● Data extracted from a collection
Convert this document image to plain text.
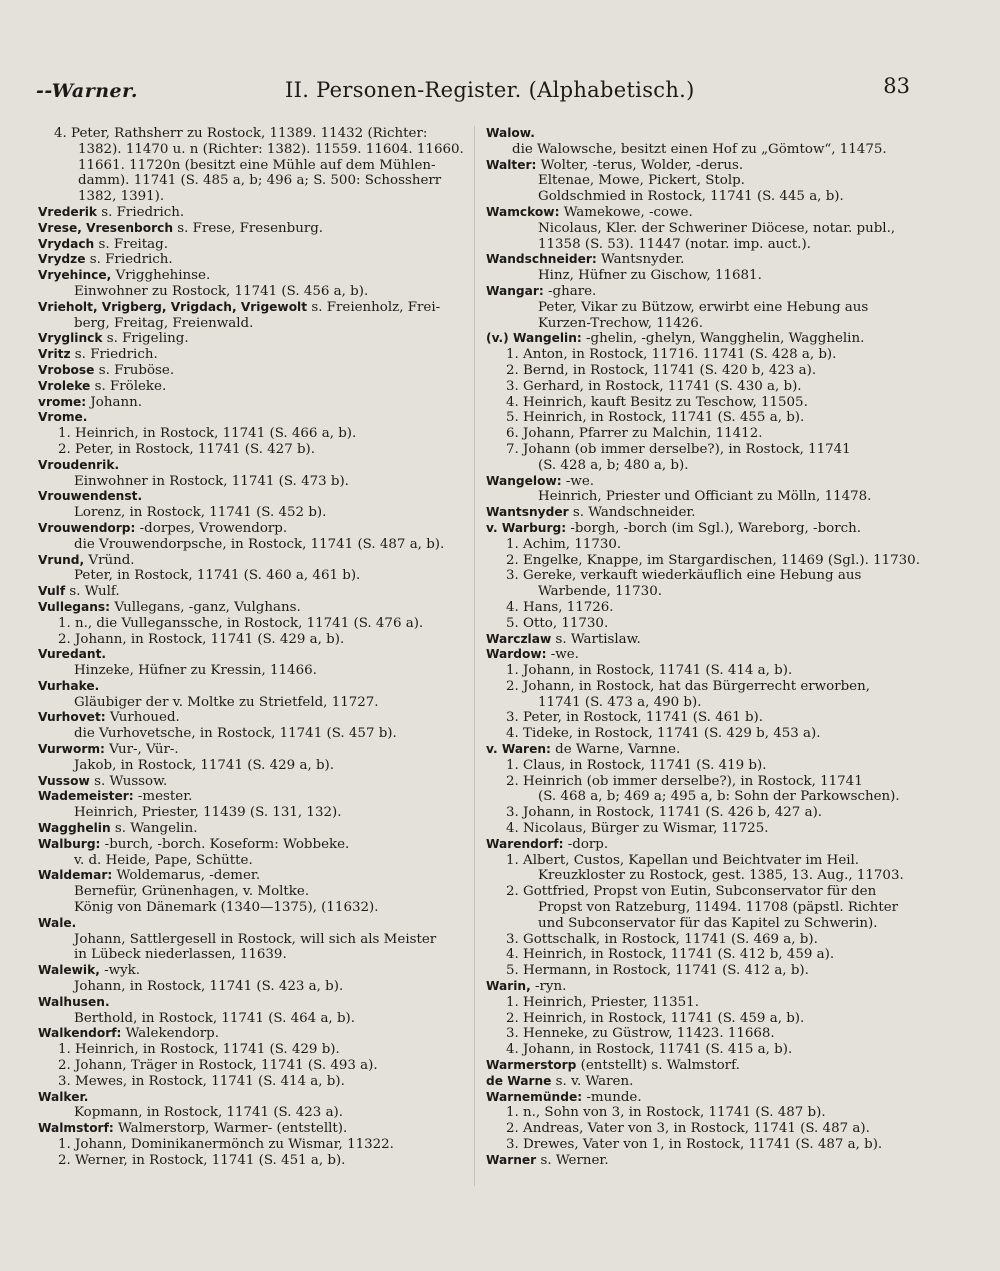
--Warner.	II. Personen-Register. (Alphabetisch.)	83
4. Peter, Rathsherr zu Rostock, 11389. 11432 (Richter:
1382). 11470 u. n (Richter: 1382). 11559. 11604. 11660.
11661. 11720n (besitzt eine Mühle auf dem Mühlen-
damm). 11741 (S. 485 a, b; 496 a; S. 500: Schossherr
1382, 1391).
Vrederik s. Friedrich.
Vrese, Vresenborch s. Frese, Fresenburg.
Vrydach s. Freitag.
Vrydze s. Friedrich.
Vryehince, Vrigghehinse.
Einwohner zu Rostock, 11741 (S. 456 a, b).
Vrieholt, Vrigberg, Vrigdach, Vrigewolt s. Freienholz, Frei-
berg, Freitag, Freienwald.
Vryglinck s. Frigeling.
Vritz s. Friedrich.
Vrobose s. Fruböse.
Vroleke s. Fröleke.
vrome: Johann.
Vrome.
1. Heinrich, in Rostock, 11741 (S. 466 a, b).
2. Peter, in Rostock, 11741 (S. 427 b).
Vroudenrik.
Einwohner in Rostock, 11741 (S. 473 b).
Vrouwendenst.
Lorenz, in Rostock, 11741 (S. 452 b).
Vrouwendorp: -dorpes, Vrowendorp.
die Vrouwendorpsche, in Rostock, 11741 (S. 487 a, b).
Vrund, Vründ.
Peter, in Rostock, 11741 (S. 460 a, 461 b).
Vulf s. Wulf.
Vullegans: Vullegans, -ganz, Vulghans.
1. n., die Vulleganssche, in Rostock, 11741 (S. 476 a).
2. Johann, in Rostock, 11741 (S. 429 a, b).
Vuredant.
Hinzeke, Hüfner zu Kressin, 11466.
Vurhake.
Gläubiger der v. Moltke zu Strietfeld, 11727.
Vurhovet: Vurhoued.
die Vurhovetsche, in Rostock, 11741 (S. 457 b).
Vurworm: Vur-, Vür-.
Jakob, in Rostock, 11741 (S. 429 a, b).
Vussow s. Wussow.
Wademeister: -mester.
Heinrich, Priester, 11439 (S. 131, 132).
Wagghelin s. Wangelin.
Walburg: -burch, -borch. Koseform: Wobbeke.
v. d. Heide, Pape, Schütte.
Waldemar: Woldemarus, -demer.
Bernefür, Grünenhagen, v. Moltke.
König von Dänemark (1340—1375), (11632).
Wale.
Johann, Sattlergesell in Rostock, will sich als Meister
in Lübeck niederlassen, 11639.
Walewik, -wyk.
Johann, in Rostock, 11741 (S. 423 a, b).
Walhusen.
Berthold, in Rostock, 11741 (S. 464 a, b).
Walkendorf: Walekendorp.
1. Heinrich, in Rostock, 11741 (S. 429 b).
2. Johann, Träger in Rostock, 11741 (S. 493 a).
3. Mewes, in Rostock, 11741 (S. 414 a, b).
Walker.
Kopmann, in Rostock, 11741 (S. 423 a).
Walmstorf: Walmerstorp, Warmer- (entstellt).
1. Johann, Dominikanermönch zu Wismar, 11322.
2. Werner, in Rostock, 11741 (S. 451 a, b).
Walow.
die Walowsche, besitzt einen Hof zu „Gömtow“, 11475.
Walter: Wolter, -terus, Wolder, -derus.
Eltenae, Mowe, Pickert, Stolp.
Goldschmied in Rostock, 11741 (S. 445 a, b).
Wamckow: Wamekowe, -cowe.
Nicolaus, Kler. der Schweriner Diöcese, notar. publ.,
11358 (S. 53). 11447 (notar. imp. auct.).
Wandschneider: Wantsnyder.
Hinz, Hüfner zu Gischow, 11681.
Wangar: -ghare.
Peter, Vikar zu Bützow, erwirbt eine Hebung aus
Kurzen-Trechow, 11426.
(v.) Wangelin: -ghelin, -ghelyn, Wangghelin, Wagghelin.
1. Anton, in Rostock, 11716. 11741 (S. 428 a, b).
2. Bernd, in Rostock, 11741 (S. 420 b, 423 a).
3. Gerhard, in Rostock, 11741 (S. 430 a, b).
4. Heinrich, kauft Besitz zu Teschow, 11505.
5. Heinrich, in Rostock, 11741 (S. 455 a, b).
6. Johann, Pfarrer zu Malchin, 11412.
7. Johann (ob immer derselbe?), in Rostock, 11741
(S. 428 a, b; 480 a, b).
Wangelow: -we.
Heinrich, Priester und Officiant zu Mölln, 11478.
Wantsnyder s. Wandschneider.
v. Warburg: -borgh, -borch (im Sgl.), Wareborg, -borch.
1. Achim, 11730.
2. Engelke, Knappe, im Stargardischen, 11469 (Sgl.). 11730.
3. Gereke, verkauft wiederkäuflich eine Hebung aus
Warbende, 11730.
4. Hans, 11726.
5. Otto, 11730.
Warczlaw s. Wartislaw.
Wardow: -we.
1. Johann, in Rostock, 11741 (S. 414 a, b).
2. Johann, in Rostock, hat das Bürgerrecht erworben,
11741 (S. 473 a, 490 b).
3. Peter, in Rostock, 11741 (S. 461 b).
4. Tideke, in Rostock, 11741 (S. 429 b, 453 a).
v. Waren: de Warne, Varnne.
1. Claus, in Rostock, 11741 (S. 419 b).
2. Heinrich (ob immer derselbe?), in Rostock, 11741
(S. 468 a, b; 469 a; 495 a, b: Sohn der Parkowschen).
3. Johann, in Rostock, 11741 (S. 426 b, 427 a).
4. Nicolaus, Bürger zu Wismar, 11725.
Warendorf: -dorp.
1. Albert, Custos, Kapellan und Beichtvater im Heil.
Kreuzkloster zu Rostock, gest. 1385, 13. Aug., 11703.
2. Gottfried, Propst von Eutin, Subconservator für den
Propst von Ratzeburg, 11494. 11708 (päpstl. Richter
und Subconservator für das Kapitel zu Schwerin).
3. Gottschalk, in Rostock, 11741 (S. 469 a, b).
4. Heinrich, in Rostock, 11741 (S. 412 b, 459 a).
5. Hermann, in Rostock, 11741 (S. 412 a, b).
Warin, -ryn.
1. Heinrich, Priester, 11351.
2. Heinrich, in Rostock, 11741 (S. 459 a, b).
3. Henneke, zu Güstrow, 11423. 11668.
4. Johann, in Rostock, 11741 (S. 415 a, b).
Warmerstorp (entstellt) s. Walmstorf.
de Warne s. v. Waren.
Warnemünde: -munde.
1. n., Sohn von 3, in Rostock, 11741 (S. 487 b).
2. Andreas, Vater von 3, in Rostock, 11741 (S. 487 a).
3. Drewes, Vater von 1, in Rostock, 11741 (S. 487 a, b).
Warner s. Werner.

● SET PROBLEM
Without the pictures, output the full listing exactly as it stands.

● RESPONSE TO THE EXERCISE
Convert this document image to plain text.
--Warner.	II. Personen-Register. (Alphabetisch.)	83
4. Peter, Rathsherr zu Rostock, 11389. 11432 (Richter:
1382). 11470 u. n (Richter: 1382). 11559. 11604. 11660.
11661. 11720n (besitzt eine Mühle auf dem Mühlen-
damm). 11741 (S. 485 a, b; 496 a; S. 500: Schossherr
1382, 1391).
Vrederik s. Friedrich.
Vrese, Vresenborch s. Frese, Fresenburg.
Vrydach s. Freitag.
Vrydze s. Friedrich.
Vryehince, Vrigghehinse.
Einwohner zu Rostock, 11741 (S. 456 a, b).
Vrieholt, Vrigberg, Vrigdach, Vrigewolt s. Freienholz, Frei-
berg, Freitag, Freienwald.
Vryglinck s. Frigeling.
Vritz s. Friedrich.
Vrobose s. Fruböse.
Vroleke s. Fröleke.
vrome: Johann.
Vrome.
1. Heinrich, in Rostock, 11741 (S. 466 a, b).
2. Peter, in Rostock, 11741 (S. 427 b).
Vroudenrik.
Einwohner in Rostock, 11741 (S. 473 b).
Vrouwendenst.
Lorenz, in Rostock, 11741 (S. 452 b).
Vrouwendorp: -dorpes, Vrowendorp.
die Vrouwendorpsche, in Rostock, 11741 (S. 487 a, b).
Vrund, Vründ.
Peter, in Rostock, 11741 (S. 460 a, 461 b).
Vulf s. Wulf.
Vullegans: Vullegans, -ganz, Vulghans.
1. n., die Vulleganssche, in Rostock, 11741 (S. 476 a).
2. Johann, in Rostock, 11741 (S. 429 a, b).
Vuredant.
Hinzeke, Hüfner zu Kressin, 11466.
Vurhake.
Gläubiger der v. Moltke zu Strietfeld, 11727.
Vurhovet: Vurhoued.
die Vurhovetsche, in Rostock, 11741 (S. 457 b).
Vurworm: Vur-, Vür-.
Jakob, in Rostock, 11741 (S. 429 a, b).
Vussow s. Wussow.
Wademeister: -mester.
Heinrich, Priester, 11439 (S. 131, 132).
Wagghelin s. Wangelin.
Walburg: -burch, -borch. Koseform: Wobbeke.
v. d. Heide, Pape, Schütte.
Waldemar: Woldemarus, -demer.
Bernefür, Grünenhagen, v. Moltke.
König von Dänemark (1340—1375), (11632).
Wale.
Johann, Sattlergesell in Rostock, will sich als Meister
in Lübeck niederlassen, 11639.
Walewik, -wyk.
Johann, in Rostock, 11741 (S. 423 a, b).
Walhusen.
Berthold, in Rostock, 11741 (S. 464 a, b).
Walkendorf: Walekendorp.
1. Heinrich, in Rostock, 11741 (S. 429 b).
2. Johann, Träger in Rostock, 11741 (S. 493 a).
3. Mewes, in Rostock, 11741 (S. 414 a, b).
Walker.
Kopmann, in Rostock, 11741 (S. 423 a).
Walmstorf: Walmerstorp, Warmer- (entstellt).
1. Johann, Dominikanermönch zu Wismar, 11322.
2. Werner, in Rostock, 11741 (S. 451 a, b).
Walow.
die Walowsche, besitzt einen Hof zu „Gömtow“, 11475.
Walter: Wolter, -terus, Wolder, -derus.
Eltenae, Mowe, Pickert, Stolp.
Goldschmied in Rostock, 11741 (S. 445 a, b).
Wamckow: Wamekowe, -cowe.
Nicolaus, Kler. der Schweriner Diöcese, notar. publ.,
11358 (S. 53). 11447 (notar. imp. auct.).
Wandschneider: Wantsnyder.
Hinz, Hüfner zu Gischow, 11681.
Wangar: -ghare.
Peter, Vikar zu Bützow, erwirbt eine Hebung aus
Kurzen-Trechow, 11426.
(v.) Wangelin: -ghelin, -ghelyn, Wangghelin, Wagghelin.
1. Anton, in Rostock, 11716. 11741 (S. 428 a, b).
2. Bernd, in Rostock, 11741 (S. 420 b, 423 a).
3. Gerhard, in Rostock, 11741 (S. 430 a, b).
4. Heinrich, kauft Besitz zu Teschow, 11505.
5. Heinrich, in Rostock, 11741 (S. 455 a, b).
6. Johann, Pfarrer zu Malchin, 11412.
7. Johann (ob immer derselbe?), in Rostock, 11741
(S. 428 a, b; 480 a, b).
Wangelow: -we.
Heinrich, Priester und Officiant zu Mölln, 11478.
Wantsnyder s. Wandschneider.
v. Warburg: -borgh, -borch (im Sgl.), Wareborg, -borch.
1. Achim, 11730.
2. Engelke, Knappe, im Stargardischen, 11469 (Sgl.). 11730.
3. Gereke, verkauft wiederkäuflich eine Hebung aus
Warbende, 11730.
4. Hans, 11726.
5. Otto, 11730.
Warczlaw s. Wartislaw.
Wardow: -we.
1. Johann, in Rostock, 11741 (S. 414 a, b).
2. Johann, in Rostock, hat das Bürgerrecht erworben,
11741 (S. 473 a, 490 b).
3. Peter, in Rostock, 11741 (S. 461 b).
4. Tideke, in Rostock, 11741 (S. 429 b, 453 a).
v. Waren: de Warne, Varnne.
1. Claus, in Rostock, 11741 (S. 419 b).
2. Heinrich (ob immer derselbe?), in Rostock, 11741
(S. 468 a, b; 469 a; 495 a, b: Sohn der Parkowschen).
3. Johann, in Rostock, 11741 (S. 426 b, 427 a).
4. Nicolaus, Bürger zu Wismar, 11725.
Warendorf: -dorp.
1. Albert, Custos, Kapellan und Beichtvater im Heil.
Kreuzkloster zu Rostock, gest. 1385, 13. Aug., 11703.
2. Gottfried, Propst von Eutin, Subconservator für den
Propst von Ratzeburg, 11494. 11708 (päpstl. Richter
und Subconservator für das Kapitel zu Schwerin).
3. Gottschalk, in Rostock, 11741 (S. 469 a, b).
4. Heinrich, in Rostock, 11741 (S. 412 b, 459 a).
5. Hermann, in Rostock, 11741 (S. 412 a, b).
Warin, -ryn.
1. Heinrich, Priester, 11351.
2. Heinrich, in Rostock, 11741 (S. 459 a, b).
3. Henneke, zu Güstrow, 11423. 11668.
4. Johann, in Rostock, 11741 (S. 415 a, b).
Warmerstorp (entstellt) s. Walmstorf.
de Warne s. v. Waren.
Warnemünde: -munde.
1. n., Sohn von 3, in Rostock, 11741 (S. 487 b).
2. Andreas, Vater von 3, in Rostock, 11741 (S. 487 a).
3. Drewes, Vater von 1, in Rostock, 11741 (S. 487 a, b).
Warner s. Werner.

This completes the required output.